[Data records]
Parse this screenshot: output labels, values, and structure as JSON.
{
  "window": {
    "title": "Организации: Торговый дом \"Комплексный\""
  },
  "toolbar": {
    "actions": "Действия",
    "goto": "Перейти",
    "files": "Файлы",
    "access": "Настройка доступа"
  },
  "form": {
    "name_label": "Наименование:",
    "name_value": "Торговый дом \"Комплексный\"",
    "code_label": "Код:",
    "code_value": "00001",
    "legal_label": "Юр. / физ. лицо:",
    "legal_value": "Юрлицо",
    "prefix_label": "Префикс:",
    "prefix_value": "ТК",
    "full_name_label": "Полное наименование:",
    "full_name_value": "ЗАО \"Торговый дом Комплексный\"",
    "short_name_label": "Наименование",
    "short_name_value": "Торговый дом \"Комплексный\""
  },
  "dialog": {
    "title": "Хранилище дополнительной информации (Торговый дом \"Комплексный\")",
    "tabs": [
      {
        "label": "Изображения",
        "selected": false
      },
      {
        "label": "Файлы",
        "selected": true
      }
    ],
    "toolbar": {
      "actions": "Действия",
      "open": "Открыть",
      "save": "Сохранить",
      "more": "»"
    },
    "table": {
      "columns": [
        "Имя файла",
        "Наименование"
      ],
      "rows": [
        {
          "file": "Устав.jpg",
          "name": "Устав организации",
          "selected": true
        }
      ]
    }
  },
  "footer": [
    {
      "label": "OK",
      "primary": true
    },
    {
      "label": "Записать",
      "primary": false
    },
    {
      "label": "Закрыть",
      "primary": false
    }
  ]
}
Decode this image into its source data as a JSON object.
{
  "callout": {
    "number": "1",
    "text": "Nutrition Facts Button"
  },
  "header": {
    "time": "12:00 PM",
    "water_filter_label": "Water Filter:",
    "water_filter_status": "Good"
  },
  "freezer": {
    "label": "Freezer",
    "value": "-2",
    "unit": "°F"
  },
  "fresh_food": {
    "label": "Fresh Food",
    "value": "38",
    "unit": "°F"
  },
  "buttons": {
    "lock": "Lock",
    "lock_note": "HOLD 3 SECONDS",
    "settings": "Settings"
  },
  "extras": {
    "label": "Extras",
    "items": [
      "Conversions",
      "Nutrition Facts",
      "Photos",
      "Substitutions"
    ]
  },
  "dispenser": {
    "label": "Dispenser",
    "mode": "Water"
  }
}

PROBLEM DETAILS →
Retype the listing. Match it exactly.

RESPONSE →
Parse this screenshot: output labels, values, and structure as JSON.
{
  "window": {
    "title": "Организации: Торговый дом \"Комплексный\""
  },
  "toolbar": {
    "actions": "Действия",
    "goto": "Перейти",
    "files": "Файлы",
    "access": "Настройка доступа"
  },
  "form": {
    "name_label": "Наименование:",
    "name_value": "Торговый дом \"Комплексный\"",
    "code_label": "Код:",
    "code_value": "00001",
    "legal_label": "Юр. / физ. лицо:",
    "legal_value": "Юрлицо",
    "prefix_label": "Префикс:",
    "prefix_value": "ТК",
    "full_name_label": "Полное наименование:",
    "full_name_value": "ЗАО \"Торговый дом Комплексный\"",
    "short_name_label": "Наименование",
    "short_name_value": "Торговый дом \"Комплексный\""
  },
  "dialog": {
    "title": "Хранилище дополнительной информации (Торговый дом \"Комплексный\")",
    "tabs": [
      {
        "label": "Изображения",
        "selected": false
      },
      {
        "label": "Файлы",
        "selected": true
      }
    ],
    "toolbar": {
      "actions": "Действия",
      "open": "Открыть",
      "save": "Сохранить",
      "more": "»"
    },
    "table": {
      "columns": [
        "Имя файла",
        "Наименование"
      ],
      "rows": [
        {
          "file": "Устав.jpg",
          "name": "Устав организации",
          "selected": true
        }
      ]
    }
  },
  "footer": [
    {
      "label": "OK",
      "primary": true
    },
    {
      "label": "Записать",
      "primary": false
    },
    {
      "label": "Закрыть",
      "primary": false
    }
  ]
}
Decode this image into its source data as a JSON object.
{
  "callout": {
    "number": "1",
    "text": "Nutrition Facts Button"
  },
  "header": {
    "time": "12:00 PM",
    "water_filter_label": "Water Filter:",
    "water_filter_status": "Good"
  },
  "freezer": {
    "label": "Freezer",
    "value": "-2",
    "unit": "°F"
  },
  "fresh_food": {
    "label": "Fresh Food",
    "value": "38",
    "unit": "°F"
  },
  "buttons": {
    "lock": "Lock",
    "lock_note": "HOLD 3 SECONDS",
    "settings": "Settings"
  },
  "extras": {
    "label": "Extras",
    "items": [
      "Conversions",
      "Nutrition Facts",
      "Photos",
      "Substitutions"
    ]
  },
  "dispenser": {
    "label": "Dispenser",
    "mode": "Water"
  }
}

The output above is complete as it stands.